__Records excerpted from a collection__.
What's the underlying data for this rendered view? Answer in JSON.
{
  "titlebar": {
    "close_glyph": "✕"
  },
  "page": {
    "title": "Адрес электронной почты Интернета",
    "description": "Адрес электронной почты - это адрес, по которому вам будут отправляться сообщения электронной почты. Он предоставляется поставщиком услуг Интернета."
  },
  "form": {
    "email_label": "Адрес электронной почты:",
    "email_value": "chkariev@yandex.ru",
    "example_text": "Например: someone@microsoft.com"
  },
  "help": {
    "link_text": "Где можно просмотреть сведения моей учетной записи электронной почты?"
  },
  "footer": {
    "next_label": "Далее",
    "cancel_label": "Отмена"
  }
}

__EXERCISE GOAL__. Look through the entries above and report each line where the string "почты" occurs.

__THE COMPLETED TASK__.
    "title": "Адрес электронной почты Интернета",
    "description": "Адрес электронной почты - это адрес, по которому вам будут отправляться сообщения электронной почты. Он предоставляется поставщиком услуг Интернета."
    "email_label": "Адрес электронной почты:",
    "link_text": "Где можно просмотреть сведения моей учетной записи электронной почты?"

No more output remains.